[Problem to work on]: Copy every line from the data below in which the string "caption" can be found.

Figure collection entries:

════════

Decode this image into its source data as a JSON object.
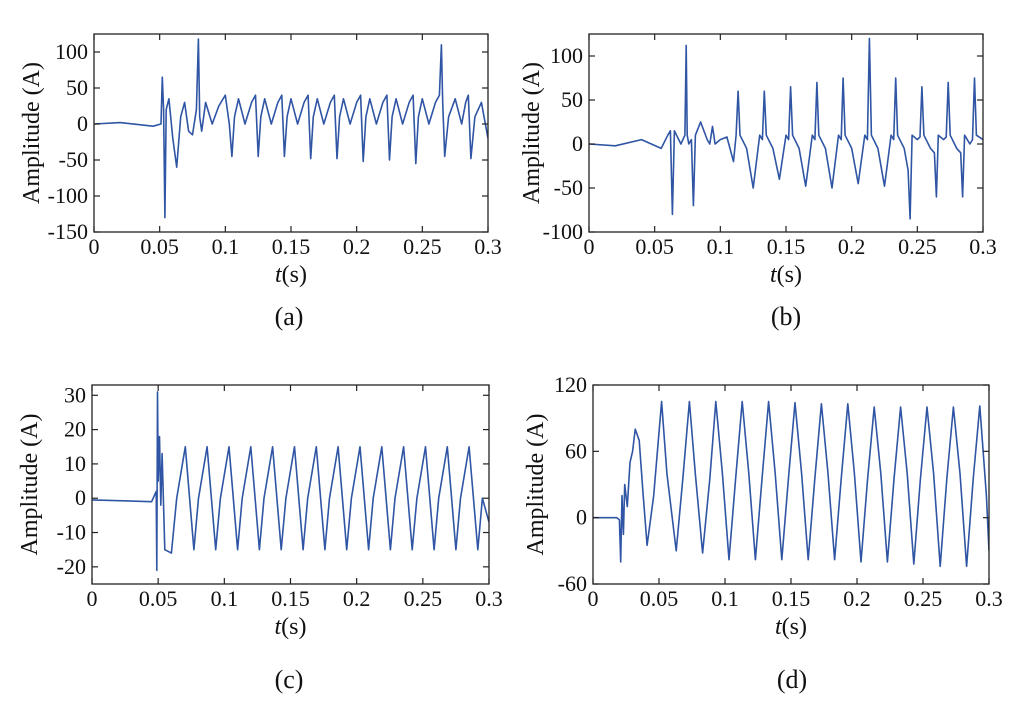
{
  "figure": {
    "line_color": "#2f55a4"
  },
  "chart_data": [
    {
      "type": "line",
      "caption": "(a)",
      "xlabel": "t (s)",
      "ylabel": "Amplitude (A)",
      "xlim": [
        0,
        0.3
      ],
      "ylim": [
        -150,
        125
      ],
      "xticks": [
        0,
        0.05,
        0.1,
        0.15,
        0.2,
        0.25,
        0.3
      ],
      "xtick_labels": [
        "0",
        "0.05",
        "0.1",
        "0.15",
        "0.2",
        "0.25",
        "0.3"
      ],
      "yticks": [
        100,
        50,
        0,
        -50,
        -100,
        -150
      ],
      "ytick_labels": [
        "100",
        "50",
        "0",
        "-50",
        "-100",
        "-150"
      ],
      "grid": false,
      "series": [
        {
          "x": [
            0,
            0.02,
            0.045,
            0.051,
            0.052,
            0.053,
            0.054,
            0.055,
            0.057,
            0.06,
            0.063,
            0.066,
            0.069,
            0.072,
            0.075,
            0.078,
            0.0795,
            0.0805,
            0.082,
            0.085,
            0.09,
            0.095,
            0.1,
            0.103,
            0.105,
            0.107,
            0.11,
            0.115,
            0.12,
            0.123,
            0.125,
            0.127,
            0.13,
            0.135,
            0.14,
            0.143,
            0.145,
            0.147,
            0.15,
            0.155,
            0.16,
            0.163,
            0.165,
            0.167,
            0.17,
            0.175,
            0.18,
            0.183,
            0.185,
            0.187,
            0.19,
            0.195,
            0.2,
            0.203,
            0.205,
            0.207,
            0.21,
            0.215,
            0.22,
            0.223,
            0.225,
            0.227,
            0.23,
            0.235,
            0.24,
            0.243,
            0.245,
            0.247,
            0.25,
            0.255,
            0.26,
            0.263,
            0.2645,
            0.2655,
            0.267,
            0.27,
            0.275,
            0.28,
            0.283,
            0.285,
            0.287,
            0.29,
            0.295,
            0.3
          ],
          "y": [
            0,
            2,
            -3,
            0,
            65,
            20,
            -130,
            20,
            35,
            -20,
            -60,
            10,
            30,
            -10,
            -15,
            20,
            118,
            10,
            -10,
            30,
            0,
            25,
            40,
            0,
            -45,
            10,
            35,
            0,
            30,
            40,
            -45,
            10,
            35,
            0,
            30,
            40,
            -45,
            10,
            35,
            0,
            30,
            40,
            -48,
            10,
            35,
            0,
            30,
            40,
            -48,
            10,
            35,
            0,
            30,
            40,
            -52,
            10,
            35,
            0,
            30,
            40,
            -50,
            10,
            35,
            0,
            30,
            40,
            -55,
            10,
            35,
            0,
            30,
            40,
            110,
            30,
            -45,
            10,
            35,
            0,
            30,
            40,
            -48,
            10,
            30,
            -20
          ]
        }
      ]
    },
    {
      "type": "line",
      "caption": "(b)",
      "xlabel": "t (s)",
      "ylabel": "Amplitude (A)",
      "xlim": [
        0,
        0.3
      ],
      "ylim": [
        -100,
        125
      ],
      "xticks": [
        0,
        0.05,
        0.1,
        0.15,
        0.2,
        0.25,
        0.3
      ],
      "xtick_labels": [
        "0",
        "0.05",
        "0.1",
        "0.15",
        "0.2",
        "0.25",
        "0.3"
      ],
      "yticks": [
        100,
        50,
        0,
        -50,
        -100
      ],
      "ytick_labels": [
        "100",
        "50",
        "0",
        "-50",
        "-100"
      ],
      "grid": false,
      "series": [
        {
          "x": [
            0,
            0.02,
            0.04,
            0.055,
            0.06,
            0.062,
            0.0635,
            0.065,
            0.07,
            0.073,
            0.074,
            0.0748,
            0.076,
            0.078,
            0.0795,
            0.081,
            0.085,
            0.09,
            0.092,
            0.094,
            0.096,
            0.1,
            0.105,
            0.11,
            0.112,
            0.1135,
            0.115,
            0.12,
            0.125,
            0.13,
            0.132,
            0.1335,
            0.135,
            0.14,
            0.145,
            0.15,
            0.152,
            0.1535,
            0.155,
            0.16,
            0.165,
            0.17,
            0.172,
            0.1735,
            0.175,
            0.18,
            0.185,
            0.19,
            0.192,
            0.1935,
            0.195,
            0.2,
            0.205,
            0.21,
            0.212,
            0.2135,
            0.215,
            0.22,
            0.225,
            0.23,
            0.232,
            0.2335,
            0.235,
            0.24,
            0.243,
            0.2445,
            0.246,
            0.25,
            0.252,
            0.2535,
            0.255,
            0.26,
            0.263,
            0.2645,
            0.266,
            0.27,
            0.272,
            0.2735,
            0.275,
            0.28,
            0.283,
            0.2845,
            0.286,
            0.29,
            0.292,
            0.2935,
            0.295,
            0.3
          ],
          "y": [
            0,
            -2,
            5,
            -5,
            10,
            15,
            -80,
            15,
            0,
            10,
            112,
            10,
            0,
            5,
            -70,
            10,
            25,
            5,
            0,
            20,
            0,
            5,
            8,
            -20,
            10,
            60,
            10,
            -5,
            -50,
            10,
            5,
            60,
            10,
            -5,
            -40,
            10,
            5,
            65,
            10,
            -5,
            -48,
            10,
            5,
            70,
            10,
            -5,
            -50,
            10,
            5,
            75,
            10,
            -5,
            -45,
            10,
            5,
            120,
            10,
            -5,
            -48,
            10,
            5,
            75,
            10,
            -5,
            -30,
            -85,
            10,
            5,
            8,
            65,
            10,
            -5,
            -10,
            -60,
            10,
            5,
            8,
            70,
            10,
            -5,
            -10,
            -60,
            10,
            0,
            5,
            75,
            10,
            5
          ]
        }
      ]
    },
    {
      "type": "line",
      "caption": "(c)",
      "xlabel": "t (s)",
      "ylabel": "Amplitude (A)",
      "xlim": [
        0,
        0.3
      ],
      "ylim": [
        -25,
        33
      ],
      "xticks": [
        0,
        0.05,
        0.1,
        0.15,
        0.2,
        0.25,
        0.3
      ],
      "xtick_labels": [
        "0",
        "0.05",
        "0.1",
        "0.15",
        "0.2",
        "0.25",
        "0.3"
      ],
      "yticks": [
        30,
        20,
        10,
        0,
        -10,
        -20
      ],
      "ytick_labels": [
        "30",
        "20",
        "10",
        "0",
        "-10",
        "-20"
      ],
      "grid": false,
      "series": [
        {
          "x": [
            0,
            0.045,
            0.0485,
            0.049,
            0.0495,
            0.05,
            0.051,
            0.052,
            0.053,
            0.055,
            0.06,
            0.064,
            0.0705,
            0.077,
            0.0805,
            0.087,
            0.0935,
            0.097,
            0.1035,
            0.11,
            0.1135,
            0.12,
            0.1265,
            0.13,
            0.1365,
            0.143,
            0.1465,
            0.153,
            0.1595,
            0.163,
            0.1695,
            0.176,
            0.1795,
            0.186,
            0.1925,
            0.196,
            0.2025,
            0.209,
            0.2125,
            0.219,
            0.2255,
            0.229,
            0.2355,
            0.242,
            0.2455,
            0.252,
            0.2585,
            0.262,
            0.2685,
            0.275,
            0.2785,
            0.285,
            0.2915,
            0.295,
            0.3
          ],
          "y": [
            -0.5,
            -1,
            2,
            -21,
            31,
            5,
            18,
            -2,
            13,
            -15,
            -16,
            0,
            15,
            -15,
            0,
            15,
            -15,
            0,
            15,
            -15,
            0,
            15,
            -15,
            0,
            15,
            -15,
            0,
            15,
            -15,
            0,
            15,
            -15,
            0,
            15,
            -15,
            0,
            15,
            -15,
            0,
            15,
            -15,
            0,
            15,
            -15,
            0,
            15,
            -15,
            0,
            15,
            -15,
            0,
            15,
            -15,
            0,
            -7
          ]
        }
      ]
    },
    {
      "type": "line",
      "caption": "(d)",
      "xlabel": "t (s)",
      "ylabel": "Amplitude (A)",
      "xlim": [
        0,
        0.3
      ],
      "ylim": [
        -60,
        120
      ],
      "xticks": [
        0,
        0.05,
        0.1,
        0.15,
        0.2,
        0.25,
        0.3
      ],
      "xtick_labels": [
        "0",
        "0.05",
        "0.1",
        "0.15",
        "0.2",
        "0.25",
        "0.3"
      ],
      "yticks": [
        120,
        60,
        0,
        -60
      ],
      "ytick_labels": [
        "120",
        "60",
        "0",
        "-60"
      ],
      "grid": false,
      "series": [
        {
          "x": [
            0,
            0.018,
            0.02,
            0.021,
            0.022,
            0.023,
            0.024,
            0.026,
            0.028,
            0.03,
            0.032,
            0.035,
            0.038,
            0.041,
            0.046,
            0.052,
            0.056,
            0.063,
            0.068,
            0.073,
            0.0775,
            0.083,
            0.0885,
            0.093,
            0.098,
            0.103,
            0.108,
            0.113,
            0.118,
            0.123,
            0.128,
            0.133,
            0.138,
            0.143,
            0.148,
            0.153,
            0.158,
            0.163,
            0.168,
            0.173,
            0.178,
            0.183,
            0.188,
            0.193,
            0.198,
            0.203,
            0.208,
            0.213,
            0.218,
            0.223,
            0.228,
            0.233,
            0.238,
            0.243,
            0.248,
            0.253,
            0.258,
            0.263,
            0.268,
            0.273,
            0.278,
            0.283,
            0.288,
            0.293,
            0.298,
            0.3
          ],
          "y": [
            0,
            0,
            -2,
            -40,
            20,
            -15,
            30,
            10,
            50,
            60,
            80,
            70,
            20,
            -25,
            20,
            105,
            40,
            -30,
            35,
            105,
            40,
            -32,
            35,
            105,
            40,
            -38,
            35,
            105,
            40,
            -38,
            35,
            105,
            40,
            -38,
            35,
            104,
            40,
            -38,
            35,
            103,
            40,
            -38,
            35,
            103,
            40,
            -40,
            35,
            100,
            40,
            -40,
            35,
            100,
            40,
            -42,
            35,
            100,
            40,
            -44,
            35,
            100,
            40,
            -44,
            35,
            101,
            20,
            -30
          ]
        }
      ]
    }
  ]
}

════════

[Task solution]:
      "caption": "(a)",
      "caption": "(b)",
      "caption": "(c)",
      "caption": "(d)",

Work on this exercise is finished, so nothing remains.